| TO BE DONE |
Format every line of the records below as a JSON list of strings, with one string per line and blank lines omitted. Leave the pictures out of the answer.

| RECORDS FOR PROCESSING |
┄┄┄┄┄┄
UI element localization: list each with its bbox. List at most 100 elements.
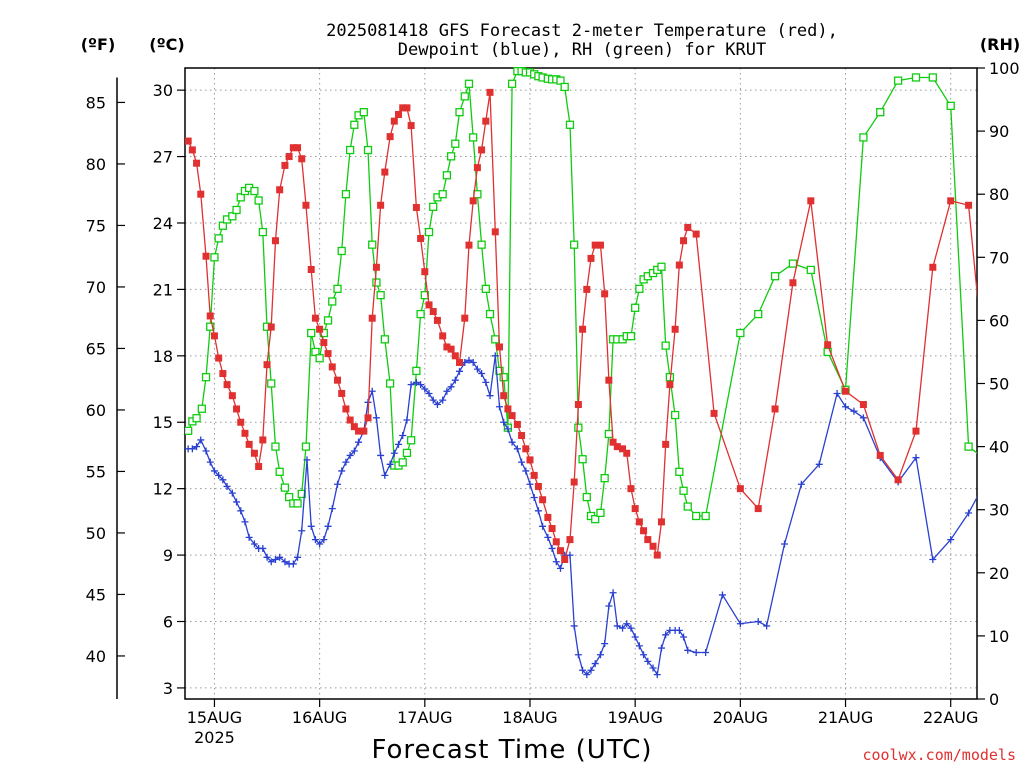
rh-point	[582, 492, 591, 502]
temperature-point	[197, 190, 205, 198]
temperature-point	[526, 456, 534, 464]
temperature-point	[482, 117, 490, 125]
rh-point	[307, 328, 316, 338]
temperature-point	[518, 432, 526, 440]
dewpoint-point	[197, 436, 205, 444]
dewpoint-point	[591, 660, 599, 668]
temperature-point	[210, 332, 218, 340]
dewpoint-point	[587, 666, 595, 674]
dewpoint-point	[447, 383, 455, 391]
dewpoint-point	[473, 365, 481, 373]
temperature-point	[556, 547, 564, 555]
x-tick-year-label: 2025	[194, 728, 235, 747]
dewpoint-point	[1018, 472, 1024, 479]
series-layer	[185, 67, 1024, 679]
rh-point	[438, 190, 447, 199]
temperature-point	[259, 436, 267, 444]
dewpoint-point	[324, 522, 332, 530]
dewpoint-point	[653, 671, 661, 679]
dewpoint-point	[412, 378, 420, 386]
temperature-point	[368, 314, 376, 322]
dewpoint-point	[623, 620, 631, 628]
temperature-point	[710, 409, 718, 417]
celsius-tick-label: 3	[163, 679, 173, 698]
temperature-point	[245, 440, 253, 448]
temperature-point	[407, 122, 415, 130]
temperature-point	[372, 263, 380, 271]
temperature-point	[807, 197, 815, 205]
temperature-point	[736, 485, 744, 493]
rh-point	[214, 234, 223, 243]
temperature-point	[1000, 410, 1007, 417]
dewpoint-point	[202, 447, 210, 455]
rh-tick-label: 90	[989, 122, 1009, 141]
dewpoint-point	[311, 536, 319, 544]
temperature-point	[649, 542, 657, 550]
dewpoint-point	[965, 509, 973, 517]
temperature-point	[771, 405, 779, 413]
dewpoint-point	[850, 407, 858, 415]
temperature-point	[965, 201, 973, 209]
x-tick-label: 20AUG	[713, 708, 768, 727]
rh-point	[556, 76, 565, 85]
dewpoint-point	[421, 385, 429, 393]
rh-point	[604, 429, 614, 439]
temperature-point	[473, 164, 481, 172]
dewpoint-point	[518, 458, 526, 466]
rh-point	[635, 284, 644, 294]
x-tick-label: 16AUG	[292, 708, 347, 727]
fahrenheit-tick-label: 75	[86, 216, 106, 235]
rh-tick-label: 80	[989, 185, 1009, 204]
credit-text: coolwx.com/models	[862, 746, 1016, 764]
temperature-point	[601, 290, 609, 298]
rh-unit-label: (RH)	[980, 35, 1020, 54]
temperature-point	[912, 427, 920, 435]
temperature-point	[513, 420, 521, 428]
dewpoint-point	[640, 651, 648, 659]
rh-point	[823, 347, 832, 357]
dewpoint-point	[338, 467, 346, 475]
rh-point	[683, 502, 692, 511]
dewpoint-point	[276, 553, 284, 561]
temperature-point	[613, 443, 621, 451]
series-rh	[185, 67, 977, 524]
rh-point	[236, 193, 245, 202]
temperature-point	[342, 405, 350, 413]
rh-point	[232, 205, 241, 215]
x-tick-label: 21AUG	[818, 708, 873, 727]
temperature-point	[684, 223, 692, 231]
rh-point	[701, 511, 710, 521]
temperature-point	[320, 339, 328, 347]
temperature-point	[591, 241, 599, 249]
dewpoint-point	[188, 445, 196, 453]
rh-point	[464, 79, 474, 88]
temperature-point	[789, 279, 797, 287]
dewpoint-point	[763, 622, 771, 630]
rh-point	[363, 145, 373, 155]
temperature-point	[548, 525, 556, 533]
rh-point	[284, 492, 294, 502]
temperature-point	[233, 405, 241, 413]
rh-point	[218, 221, 228, 230]
temperature-point	[412, 203, 420, 211]
rh-tick-label: 40	[989, 438, 1009, 457]
dewpoint-point	[619, 624, 627, 632]
celsius-tick-label: 18	[153, 347, 173, 366]
rh-tick-label: 10	[989, 627, 1009, 646]
dewpoint-point	[570, 622, 578, 630]
rh-point	[469, 133, 478, 142]
rh-tick-label: 100	[989, 59, 1020, 78]
dewpoint-point	[548, 544, 556, 552]
dewpoint-point	[631, 633, 639, 641]
dewpoint-point	[193, 443, 201, 451]
dewpoint-point	[574, 651, 582, 659]
dewpoint-point	[601, 640, 609, 648]
celsius-tick-label: 30	[153, 81, 173, 100]
dewpoint-point	[215, 471, 223, 479]
rh-point	[670, 410, 680, 420]
dewpoint-point	[320, 536, 328, 544]
dewpoint-point	[233, 498, 241, 506]
rh-point	[661, 341, 670, 350]
dewpoint-point	[451, 376, 459, 384]
dewpoint-point	[534, 507, 542, 515]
┄┄┄┄┄┄
| TASK RESULT |
[
  "UI element localization: list each with its bbox. List at most 100 elements.",
  "rh-point\t[582, 492, 591, 502]",
  "temperature-point\t[197, 190, 205, 198]",
  "temperature-point\t[526, 456, 534, 464]",
  "temperature-point\t[482, 117, 490, 125]",
  "rh-point\t[307, 328, 316, 338]",
  "temperature-point\t[518, 432, 526, 440]",
  "dewpoint-point\t[197, 436, 205, 444]",
  "dewpoint-point\t[591, 660, 599, 668]",
  "temperature-point\t[210, 332, 218, 340]",
  "dewpoint-point\t[587, 666, 595, 674]",
  "dewpoint-point\t[447, 383, 455, 391]",
  "dewpoint-point\t[473, 365, 481, 373]",
  "temperature-point\t[556, 547, 564, 555]",
  "x-tick-year-label: 2025\t[194, 728, 235, 747]",
  "dewpoint-point\t[1018, 472, 1024, 479]",
  "series-layer\t[185, 67, 1024, 679]",
  "rh-point\t[438, 190, 447, 199]",
  "temperature-point\t[259, 436, 267, 444]",
  "dewpoint-point\t[324, 522, 332, 530]",
  "dewpoint-point\t[653, 671, 661, 679]",
  "dewpoint-point\t[412, 378, 420, 386]",
  "temperature-point\t[368, 314, 376, 322]",
  "dewpoint-point\t[623, 620, 631, 628]",
  "temperature-point\t[710, 409, 718, 417]",
  "celsius-tick-label: 3\t[163, 679, 173, 698]",
  "temperature-point\t[245, 440, 253, 448]",
  "temperature-point\t[407, 122, 415, 130]",
  "temperature-point\t[372, 263, 380, 271]",
  "temperature-point\t[807, 197, 815, 205]",
  "temperature-point\t[736, 485, 744, 493]",
  "rh-point\t[214, 234, 223, 243]",
  "temperature-point\t[1000, 410, 1007, 417]",
  "dewpoint-point\t[202, 447, 210, 455]",
  "rh-tick-label: 90\t[989, 122, 1009, 141]",
  "dewpoint-point\t[311, 536, 319, 544]",
  "temperature-point\t[649, 542, 657, 550]",
  "dewpoint-point\t[965, 509, 973, 517]",
  "temperature-point\t[771, 405, 779, 413]",
  "dewpoint-point\t[850, 407, 858, 415]",
  "temperature-point\t[965, 201, 973, 209]",
  "x-tick-label: 20AUG\t[713, 708, 768, 727]",
  "rh-point\t[556, 76, 565, 85]",
  "dewpoint-point\t[421, 385, 429, 393]",
  "rh-point\t[604, 429, 614, 439]",
  "temperature-point\t[473, 164, 481, 172]",
  "dewpoint-point\t[518, 458, 526, 466]",
  "rh-point\t[635, 284, 644, 294]",
  "x-tick-label: 16AUG\t[292, 708, 347, 727]",
  "fahrenheit-tick-label: 75\t[86, 216, 106, 235]",
  "rh-tick-label: 80\t[989, 185, 1009, 204]",
  "credit-text: coolwx.com/models\t[862, 746, 1016, 764]",
  "temperature-point\t[601, 290, 609, 298]",
  "rh-unit-label: (RH)\t[980, 35, 1020, 54]",
  "temperature-point\t[912, 427, 920, 435]",
  "temperature-point\t[513, 420, 521, 428]",
  "dewpoint-point\t[640, 651, 648, 659]",
  "rh-point\t[823, 347, 832, 357]",
  "dewpoint-point\t[338, 467, 346, 475]",
  "rh-point\t[683, 502, 692, 511]",
  "dewpoint-point\t[276, 553, 284, 561]",
  "temperature-point\t[613, 443, 621, 451]",
  "series-rh\t[185, 67, 977, 524]",
  "rh-point\t[236, 193, 245, 202]",
  "temperature-point\t[342, 405, 350, 413]",
  "rh-point\t[232, 205, 241, 215]",
  "x-tick-label: 21AUG\t[818, 708, 873, 727]",
  "temperature-point\t[684, 223, 692, 231]",
  "rh-point\t[701, 511, 710, 521]",
  "temperature-point\t[320, 339, 328, 347]",
  "temperature-point\t[591, 241, 599, 249]",
  "dewpoint-point\t[188, 445, 196, 453]",
  "rh-point\t[464, 79, 474, 88]",
  "temperature-point\t[789, 279, 797, 287]",
  "dewpoint-point\t[763, 622, 771, 630]",
  "rh-point\t[363, 145, 373, 155]",
  "temperature-point\t[548, 525, 556, 533]",
  "rh-point\t[284, 492, 294, 502]",
  "temperature-point\t[233, 405, 241, 413]",
  "rh-point\t[218, 221, 228, 230]",
  "temperature-point\t[412, 203, 420, 211]",
  "rh-tick-label: 40\t[989, 438, 1009, 457]",
  "dewpoint-point\t[619, 624, 627, 632]",
  "celsius-tick-label: 18\t[153, 347, 173, 366]",
  "rh-tick-label: 10\t[989, 627, 1009, 646]",
  "dewpoint-point\t[570, 622, 578, 630]",
  "rh-point\t[469, 133, 478, 142]",
  "rh-tick-label: 100\t[989, 59, 1020, 78]",
  "dewpoint-point\t[548, 544, 556, 552]",
  "dewpoint-point\t[631, 633, 639, 641]",
  "dewpoint-point\t[193, 443, 201, 451]",
  "dewpoint-point\t[574, 651, 582, 659]",
  "dewpoint-point\t[601, 640, 609, 648]",
  "celsius-tick-label: 30\t[153, 81, 173, 100]",
  "dewpoint-point\t[215, 471, 223, 479]",
  "rh-point\t[670, 410, 680, 420]",
  "dewpoint-point\t[320, 536, 328, 544]",
  "dewpoint-point\t[233, 498, 241, 506]",
  "rh-point\t[661, 341, 670, 350]",
  "dewpoint-point\t[451, 376, 459, 384]",
  "dewpoint-point\t[534, 507, 542, 515]"
]